» **Task brief**:
Check every line below for the word "Visoka" and show those that hold it.

» **Input**:
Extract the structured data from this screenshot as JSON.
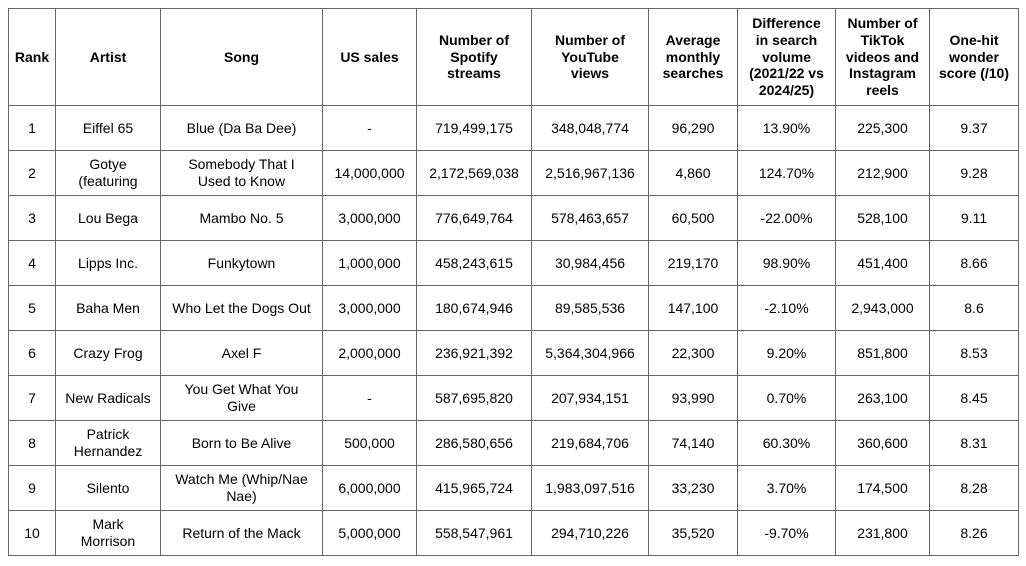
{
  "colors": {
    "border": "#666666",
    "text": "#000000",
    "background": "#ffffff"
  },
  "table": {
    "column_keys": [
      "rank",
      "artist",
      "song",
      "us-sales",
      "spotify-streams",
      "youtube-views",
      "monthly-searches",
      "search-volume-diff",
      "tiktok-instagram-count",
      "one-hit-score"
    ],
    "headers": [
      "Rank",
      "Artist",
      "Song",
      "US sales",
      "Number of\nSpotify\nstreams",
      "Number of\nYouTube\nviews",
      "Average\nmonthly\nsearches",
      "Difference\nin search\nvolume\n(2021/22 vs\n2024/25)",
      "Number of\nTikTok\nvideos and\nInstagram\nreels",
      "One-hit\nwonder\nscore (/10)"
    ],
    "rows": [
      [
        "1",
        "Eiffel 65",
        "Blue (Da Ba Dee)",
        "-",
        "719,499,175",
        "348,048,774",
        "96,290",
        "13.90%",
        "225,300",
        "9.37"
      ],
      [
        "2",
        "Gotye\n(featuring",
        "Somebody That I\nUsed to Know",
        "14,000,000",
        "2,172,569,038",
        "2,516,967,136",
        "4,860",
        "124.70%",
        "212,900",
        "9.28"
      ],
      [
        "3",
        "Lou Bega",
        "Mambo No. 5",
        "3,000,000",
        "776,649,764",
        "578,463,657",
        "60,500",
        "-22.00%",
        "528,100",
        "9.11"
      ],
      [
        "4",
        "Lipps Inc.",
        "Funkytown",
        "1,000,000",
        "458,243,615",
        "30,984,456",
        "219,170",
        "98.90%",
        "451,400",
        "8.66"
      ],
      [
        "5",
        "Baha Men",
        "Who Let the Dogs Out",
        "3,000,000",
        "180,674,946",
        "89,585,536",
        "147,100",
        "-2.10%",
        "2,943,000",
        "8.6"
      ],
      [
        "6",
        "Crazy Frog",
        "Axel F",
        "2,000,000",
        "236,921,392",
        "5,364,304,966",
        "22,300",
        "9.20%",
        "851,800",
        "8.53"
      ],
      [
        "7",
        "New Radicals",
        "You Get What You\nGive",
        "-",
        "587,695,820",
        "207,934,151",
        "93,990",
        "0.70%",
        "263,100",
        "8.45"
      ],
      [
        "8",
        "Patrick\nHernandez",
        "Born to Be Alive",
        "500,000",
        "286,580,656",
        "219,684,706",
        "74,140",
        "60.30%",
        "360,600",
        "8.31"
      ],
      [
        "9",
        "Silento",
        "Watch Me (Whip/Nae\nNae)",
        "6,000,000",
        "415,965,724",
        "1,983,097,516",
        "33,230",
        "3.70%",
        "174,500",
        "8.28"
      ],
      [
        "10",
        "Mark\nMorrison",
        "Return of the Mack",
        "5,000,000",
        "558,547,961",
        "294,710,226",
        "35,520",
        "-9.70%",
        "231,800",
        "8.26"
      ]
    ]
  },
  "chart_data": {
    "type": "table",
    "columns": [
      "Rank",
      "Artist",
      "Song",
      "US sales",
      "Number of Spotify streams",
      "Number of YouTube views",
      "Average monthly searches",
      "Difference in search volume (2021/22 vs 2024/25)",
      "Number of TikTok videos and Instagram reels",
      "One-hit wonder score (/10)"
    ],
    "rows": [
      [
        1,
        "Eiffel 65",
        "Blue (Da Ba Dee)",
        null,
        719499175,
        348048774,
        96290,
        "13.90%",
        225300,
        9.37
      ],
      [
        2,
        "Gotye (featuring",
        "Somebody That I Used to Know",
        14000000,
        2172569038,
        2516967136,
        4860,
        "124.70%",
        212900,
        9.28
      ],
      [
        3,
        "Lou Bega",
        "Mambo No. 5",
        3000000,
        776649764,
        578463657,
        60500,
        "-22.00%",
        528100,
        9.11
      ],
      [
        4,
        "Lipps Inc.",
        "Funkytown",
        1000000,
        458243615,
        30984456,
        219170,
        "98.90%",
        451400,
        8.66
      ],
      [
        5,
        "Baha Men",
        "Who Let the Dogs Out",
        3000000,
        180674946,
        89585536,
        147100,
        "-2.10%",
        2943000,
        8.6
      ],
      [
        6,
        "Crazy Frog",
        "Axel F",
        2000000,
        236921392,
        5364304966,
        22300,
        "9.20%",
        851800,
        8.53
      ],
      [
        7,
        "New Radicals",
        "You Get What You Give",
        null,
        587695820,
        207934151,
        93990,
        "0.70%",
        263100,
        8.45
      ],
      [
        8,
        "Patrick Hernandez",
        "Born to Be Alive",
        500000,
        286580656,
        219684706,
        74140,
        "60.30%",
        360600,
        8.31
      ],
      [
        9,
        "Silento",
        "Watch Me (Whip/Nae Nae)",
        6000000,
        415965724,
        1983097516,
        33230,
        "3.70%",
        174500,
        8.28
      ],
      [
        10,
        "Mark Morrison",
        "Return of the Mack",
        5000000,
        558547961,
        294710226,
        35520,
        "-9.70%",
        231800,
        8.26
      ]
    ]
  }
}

---

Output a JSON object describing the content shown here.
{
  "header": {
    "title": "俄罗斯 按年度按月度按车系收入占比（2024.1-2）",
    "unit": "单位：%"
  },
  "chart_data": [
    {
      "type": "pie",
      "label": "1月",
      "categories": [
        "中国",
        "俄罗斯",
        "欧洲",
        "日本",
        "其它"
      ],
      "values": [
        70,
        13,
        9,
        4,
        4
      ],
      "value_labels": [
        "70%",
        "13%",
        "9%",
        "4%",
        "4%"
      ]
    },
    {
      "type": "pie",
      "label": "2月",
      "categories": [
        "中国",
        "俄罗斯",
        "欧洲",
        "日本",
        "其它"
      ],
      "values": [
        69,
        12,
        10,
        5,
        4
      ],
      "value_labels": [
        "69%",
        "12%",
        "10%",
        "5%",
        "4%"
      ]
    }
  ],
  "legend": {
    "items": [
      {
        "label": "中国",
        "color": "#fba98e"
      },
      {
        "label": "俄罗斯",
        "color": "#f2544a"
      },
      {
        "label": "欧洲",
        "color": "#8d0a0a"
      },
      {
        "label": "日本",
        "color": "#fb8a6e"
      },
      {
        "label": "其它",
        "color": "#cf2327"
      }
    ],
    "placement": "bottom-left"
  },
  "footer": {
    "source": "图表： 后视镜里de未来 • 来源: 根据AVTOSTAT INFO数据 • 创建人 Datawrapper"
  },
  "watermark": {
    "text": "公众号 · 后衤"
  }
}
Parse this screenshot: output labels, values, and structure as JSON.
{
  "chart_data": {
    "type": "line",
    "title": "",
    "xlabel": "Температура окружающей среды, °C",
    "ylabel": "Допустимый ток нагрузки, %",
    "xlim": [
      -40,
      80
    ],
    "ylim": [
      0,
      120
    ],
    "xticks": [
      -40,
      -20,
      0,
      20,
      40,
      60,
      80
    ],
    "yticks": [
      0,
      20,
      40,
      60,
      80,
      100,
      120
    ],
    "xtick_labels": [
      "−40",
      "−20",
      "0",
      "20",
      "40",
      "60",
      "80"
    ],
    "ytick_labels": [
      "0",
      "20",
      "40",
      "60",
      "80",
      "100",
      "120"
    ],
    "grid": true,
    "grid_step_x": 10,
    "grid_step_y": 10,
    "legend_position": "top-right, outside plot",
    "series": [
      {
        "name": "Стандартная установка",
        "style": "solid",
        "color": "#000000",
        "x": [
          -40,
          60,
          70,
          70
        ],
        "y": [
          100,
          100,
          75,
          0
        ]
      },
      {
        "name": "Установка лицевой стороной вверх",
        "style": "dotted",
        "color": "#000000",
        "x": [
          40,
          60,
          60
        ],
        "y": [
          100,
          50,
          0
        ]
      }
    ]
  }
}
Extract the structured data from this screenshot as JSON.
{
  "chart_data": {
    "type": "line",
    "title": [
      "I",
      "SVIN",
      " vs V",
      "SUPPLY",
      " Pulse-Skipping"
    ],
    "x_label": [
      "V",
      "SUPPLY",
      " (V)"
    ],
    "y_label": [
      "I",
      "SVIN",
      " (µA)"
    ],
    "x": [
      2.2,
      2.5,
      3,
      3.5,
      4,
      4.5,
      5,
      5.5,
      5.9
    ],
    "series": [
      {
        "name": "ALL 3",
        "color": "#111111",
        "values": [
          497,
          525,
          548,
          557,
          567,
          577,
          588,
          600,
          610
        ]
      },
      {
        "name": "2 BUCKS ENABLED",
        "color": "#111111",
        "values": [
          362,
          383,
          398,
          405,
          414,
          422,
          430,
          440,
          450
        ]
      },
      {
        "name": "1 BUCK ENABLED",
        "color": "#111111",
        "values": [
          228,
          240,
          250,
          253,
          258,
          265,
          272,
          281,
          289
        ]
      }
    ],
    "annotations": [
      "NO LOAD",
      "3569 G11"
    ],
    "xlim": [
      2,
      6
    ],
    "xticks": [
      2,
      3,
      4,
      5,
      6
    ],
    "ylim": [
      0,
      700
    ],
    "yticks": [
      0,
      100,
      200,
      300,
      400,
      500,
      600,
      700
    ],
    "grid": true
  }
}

* * *

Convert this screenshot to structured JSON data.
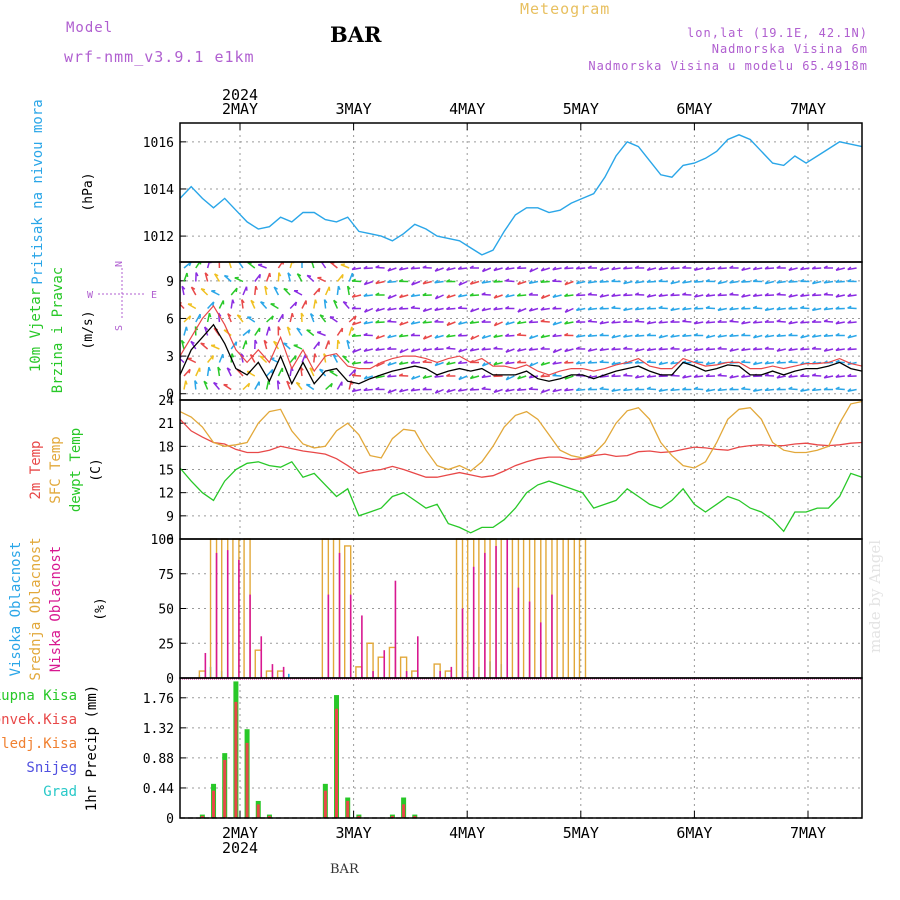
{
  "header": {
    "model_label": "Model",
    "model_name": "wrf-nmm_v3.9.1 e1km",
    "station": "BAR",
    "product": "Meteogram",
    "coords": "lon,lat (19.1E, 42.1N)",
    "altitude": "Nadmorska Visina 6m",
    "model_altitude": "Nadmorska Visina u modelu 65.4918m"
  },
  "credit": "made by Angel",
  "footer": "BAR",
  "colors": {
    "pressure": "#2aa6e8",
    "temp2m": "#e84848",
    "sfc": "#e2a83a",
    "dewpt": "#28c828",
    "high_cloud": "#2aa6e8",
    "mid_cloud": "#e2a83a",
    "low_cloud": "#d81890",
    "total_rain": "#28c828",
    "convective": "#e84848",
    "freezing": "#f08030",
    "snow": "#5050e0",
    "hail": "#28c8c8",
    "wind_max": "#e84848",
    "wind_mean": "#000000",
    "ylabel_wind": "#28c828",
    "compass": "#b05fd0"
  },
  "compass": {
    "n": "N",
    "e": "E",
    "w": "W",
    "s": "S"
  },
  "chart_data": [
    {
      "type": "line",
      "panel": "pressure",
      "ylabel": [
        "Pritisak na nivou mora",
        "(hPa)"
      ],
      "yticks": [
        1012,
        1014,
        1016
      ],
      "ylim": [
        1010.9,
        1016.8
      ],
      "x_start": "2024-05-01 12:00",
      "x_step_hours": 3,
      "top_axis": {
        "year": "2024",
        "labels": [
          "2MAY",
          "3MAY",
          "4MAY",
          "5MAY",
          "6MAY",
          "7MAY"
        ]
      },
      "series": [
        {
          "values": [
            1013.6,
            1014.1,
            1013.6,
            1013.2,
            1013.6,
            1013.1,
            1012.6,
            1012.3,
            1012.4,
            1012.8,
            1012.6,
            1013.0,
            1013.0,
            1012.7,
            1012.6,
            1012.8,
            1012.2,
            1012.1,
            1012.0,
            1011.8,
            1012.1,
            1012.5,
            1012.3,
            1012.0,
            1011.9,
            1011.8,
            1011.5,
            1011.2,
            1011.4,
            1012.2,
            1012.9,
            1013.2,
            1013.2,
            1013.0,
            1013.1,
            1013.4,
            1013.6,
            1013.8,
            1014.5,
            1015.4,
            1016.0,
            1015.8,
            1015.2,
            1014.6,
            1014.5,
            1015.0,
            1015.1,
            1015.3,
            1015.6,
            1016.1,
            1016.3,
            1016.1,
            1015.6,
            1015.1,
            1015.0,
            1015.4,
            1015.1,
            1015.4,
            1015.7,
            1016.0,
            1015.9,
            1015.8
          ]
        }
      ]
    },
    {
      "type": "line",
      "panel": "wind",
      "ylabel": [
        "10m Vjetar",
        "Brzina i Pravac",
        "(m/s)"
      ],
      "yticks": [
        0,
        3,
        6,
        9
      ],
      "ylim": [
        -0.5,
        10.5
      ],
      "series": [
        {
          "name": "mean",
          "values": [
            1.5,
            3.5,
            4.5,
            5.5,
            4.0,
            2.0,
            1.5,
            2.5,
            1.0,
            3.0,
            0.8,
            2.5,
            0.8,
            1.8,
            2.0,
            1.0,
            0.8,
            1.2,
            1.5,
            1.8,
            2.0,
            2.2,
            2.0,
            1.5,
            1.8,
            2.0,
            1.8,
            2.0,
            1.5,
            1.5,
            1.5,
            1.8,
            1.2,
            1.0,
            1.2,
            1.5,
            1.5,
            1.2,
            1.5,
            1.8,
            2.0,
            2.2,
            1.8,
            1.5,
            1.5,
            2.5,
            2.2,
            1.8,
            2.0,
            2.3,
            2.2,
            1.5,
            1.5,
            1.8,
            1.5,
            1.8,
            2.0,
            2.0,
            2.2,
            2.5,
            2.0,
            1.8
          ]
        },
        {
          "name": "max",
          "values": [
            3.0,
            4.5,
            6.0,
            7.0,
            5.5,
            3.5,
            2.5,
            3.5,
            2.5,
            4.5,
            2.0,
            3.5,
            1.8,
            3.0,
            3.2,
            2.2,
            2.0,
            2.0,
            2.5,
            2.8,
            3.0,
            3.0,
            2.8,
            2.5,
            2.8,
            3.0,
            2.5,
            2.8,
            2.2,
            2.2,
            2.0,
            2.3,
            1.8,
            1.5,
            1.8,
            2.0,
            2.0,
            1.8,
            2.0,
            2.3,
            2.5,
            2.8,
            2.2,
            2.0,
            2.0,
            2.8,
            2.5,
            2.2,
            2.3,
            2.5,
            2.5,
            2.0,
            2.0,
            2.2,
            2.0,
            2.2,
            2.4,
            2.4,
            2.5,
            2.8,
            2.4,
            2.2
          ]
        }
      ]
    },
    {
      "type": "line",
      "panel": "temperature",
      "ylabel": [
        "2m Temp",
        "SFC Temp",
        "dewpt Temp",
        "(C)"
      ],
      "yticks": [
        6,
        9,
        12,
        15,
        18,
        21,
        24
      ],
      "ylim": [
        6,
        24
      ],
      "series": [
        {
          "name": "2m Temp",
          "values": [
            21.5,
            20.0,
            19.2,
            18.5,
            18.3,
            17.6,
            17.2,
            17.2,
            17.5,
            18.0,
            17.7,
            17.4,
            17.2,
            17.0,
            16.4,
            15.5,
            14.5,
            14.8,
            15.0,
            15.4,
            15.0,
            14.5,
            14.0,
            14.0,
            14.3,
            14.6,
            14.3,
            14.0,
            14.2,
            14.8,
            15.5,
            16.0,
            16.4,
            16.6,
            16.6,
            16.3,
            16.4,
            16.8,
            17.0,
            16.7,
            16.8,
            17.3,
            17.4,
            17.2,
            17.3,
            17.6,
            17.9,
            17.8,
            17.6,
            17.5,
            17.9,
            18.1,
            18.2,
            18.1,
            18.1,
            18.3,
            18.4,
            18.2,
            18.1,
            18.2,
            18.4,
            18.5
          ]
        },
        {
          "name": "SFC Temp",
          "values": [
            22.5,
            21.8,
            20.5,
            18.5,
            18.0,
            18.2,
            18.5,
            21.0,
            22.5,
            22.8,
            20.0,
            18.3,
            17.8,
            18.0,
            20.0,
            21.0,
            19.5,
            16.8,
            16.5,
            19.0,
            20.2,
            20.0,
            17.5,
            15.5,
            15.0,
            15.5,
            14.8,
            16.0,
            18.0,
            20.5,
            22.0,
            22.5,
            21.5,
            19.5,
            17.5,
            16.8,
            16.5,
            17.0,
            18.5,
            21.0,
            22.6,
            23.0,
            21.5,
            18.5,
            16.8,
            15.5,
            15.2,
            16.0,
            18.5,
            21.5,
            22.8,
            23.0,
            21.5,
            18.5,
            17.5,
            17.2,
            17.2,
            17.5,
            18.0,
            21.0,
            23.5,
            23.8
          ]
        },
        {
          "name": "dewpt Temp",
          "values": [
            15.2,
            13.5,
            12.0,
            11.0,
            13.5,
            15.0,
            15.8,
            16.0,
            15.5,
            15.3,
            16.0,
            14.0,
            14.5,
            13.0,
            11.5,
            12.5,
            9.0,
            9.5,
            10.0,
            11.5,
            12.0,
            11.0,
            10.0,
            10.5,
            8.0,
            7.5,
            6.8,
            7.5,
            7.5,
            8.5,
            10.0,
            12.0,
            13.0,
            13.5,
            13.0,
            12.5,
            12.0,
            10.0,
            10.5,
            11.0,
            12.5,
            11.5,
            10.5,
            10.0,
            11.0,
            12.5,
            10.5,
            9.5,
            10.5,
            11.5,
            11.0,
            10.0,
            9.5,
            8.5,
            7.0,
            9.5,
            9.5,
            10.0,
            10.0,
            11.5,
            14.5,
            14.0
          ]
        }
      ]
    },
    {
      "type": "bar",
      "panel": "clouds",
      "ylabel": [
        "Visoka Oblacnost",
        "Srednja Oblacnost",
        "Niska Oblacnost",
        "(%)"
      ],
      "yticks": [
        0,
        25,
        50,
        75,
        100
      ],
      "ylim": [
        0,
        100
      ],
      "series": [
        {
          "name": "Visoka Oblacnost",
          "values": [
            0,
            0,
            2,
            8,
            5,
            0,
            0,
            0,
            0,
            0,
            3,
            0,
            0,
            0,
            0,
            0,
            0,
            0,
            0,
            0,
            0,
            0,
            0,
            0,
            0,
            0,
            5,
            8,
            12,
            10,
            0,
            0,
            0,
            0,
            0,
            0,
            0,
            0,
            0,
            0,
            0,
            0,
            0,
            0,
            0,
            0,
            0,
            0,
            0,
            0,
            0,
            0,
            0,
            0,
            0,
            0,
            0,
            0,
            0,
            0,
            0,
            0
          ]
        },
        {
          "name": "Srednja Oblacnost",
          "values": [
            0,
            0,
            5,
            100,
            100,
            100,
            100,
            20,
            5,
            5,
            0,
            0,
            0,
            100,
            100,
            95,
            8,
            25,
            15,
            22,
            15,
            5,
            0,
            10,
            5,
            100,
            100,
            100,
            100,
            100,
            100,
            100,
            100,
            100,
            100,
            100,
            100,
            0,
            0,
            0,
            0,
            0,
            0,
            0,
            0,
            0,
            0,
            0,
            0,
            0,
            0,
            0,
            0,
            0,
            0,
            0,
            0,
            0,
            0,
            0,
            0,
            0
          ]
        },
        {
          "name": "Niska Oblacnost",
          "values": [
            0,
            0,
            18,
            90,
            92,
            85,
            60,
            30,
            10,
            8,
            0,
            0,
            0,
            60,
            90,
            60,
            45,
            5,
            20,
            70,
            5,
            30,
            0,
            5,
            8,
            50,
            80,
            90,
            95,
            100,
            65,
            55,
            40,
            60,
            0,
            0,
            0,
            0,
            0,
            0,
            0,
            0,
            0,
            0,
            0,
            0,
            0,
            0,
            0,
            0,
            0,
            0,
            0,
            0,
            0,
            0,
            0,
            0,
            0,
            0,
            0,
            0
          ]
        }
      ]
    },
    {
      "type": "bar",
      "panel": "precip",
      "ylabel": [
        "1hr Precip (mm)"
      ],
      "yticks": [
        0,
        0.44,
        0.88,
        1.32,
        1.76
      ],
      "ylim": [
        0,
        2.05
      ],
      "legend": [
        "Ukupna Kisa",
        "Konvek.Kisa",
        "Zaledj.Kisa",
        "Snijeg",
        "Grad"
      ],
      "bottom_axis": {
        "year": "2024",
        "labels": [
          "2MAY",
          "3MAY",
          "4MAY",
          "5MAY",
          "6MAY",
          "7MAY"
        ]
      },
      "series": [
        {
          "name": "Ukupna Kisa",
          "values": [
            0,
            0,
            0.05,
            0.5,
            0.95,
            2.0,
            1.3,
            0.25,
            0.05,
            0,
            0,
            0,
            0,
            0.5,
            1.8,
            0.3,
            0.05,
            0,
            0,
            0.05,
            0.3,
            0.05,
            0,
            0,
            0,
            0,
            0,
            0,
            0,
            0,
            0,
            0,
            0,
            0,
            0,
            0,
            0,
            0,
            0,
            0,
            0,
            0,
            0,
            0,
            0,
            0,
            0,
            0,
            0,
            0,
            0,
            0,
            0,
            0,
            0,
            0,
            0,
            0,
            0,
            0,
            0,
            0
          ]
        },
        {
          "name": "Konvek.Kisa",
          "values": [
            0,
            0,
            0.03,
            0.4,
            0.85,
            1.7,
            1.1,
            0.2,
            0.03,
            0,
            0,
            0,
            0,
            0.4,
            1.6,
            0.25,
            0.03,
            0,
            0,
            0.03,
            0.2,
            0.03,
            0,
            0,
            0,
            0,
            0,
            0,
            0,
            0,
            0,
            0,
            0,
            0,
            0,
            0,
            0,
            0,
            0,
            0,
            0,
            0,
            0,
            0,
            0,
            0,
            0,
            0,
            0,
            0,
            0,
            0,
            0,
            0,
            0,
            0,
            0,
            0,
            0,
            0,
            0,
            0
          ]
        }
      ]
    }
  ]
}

» **Task result**:
        "Visoka Oblacnost",
          "name": "Visoka Oblacnost",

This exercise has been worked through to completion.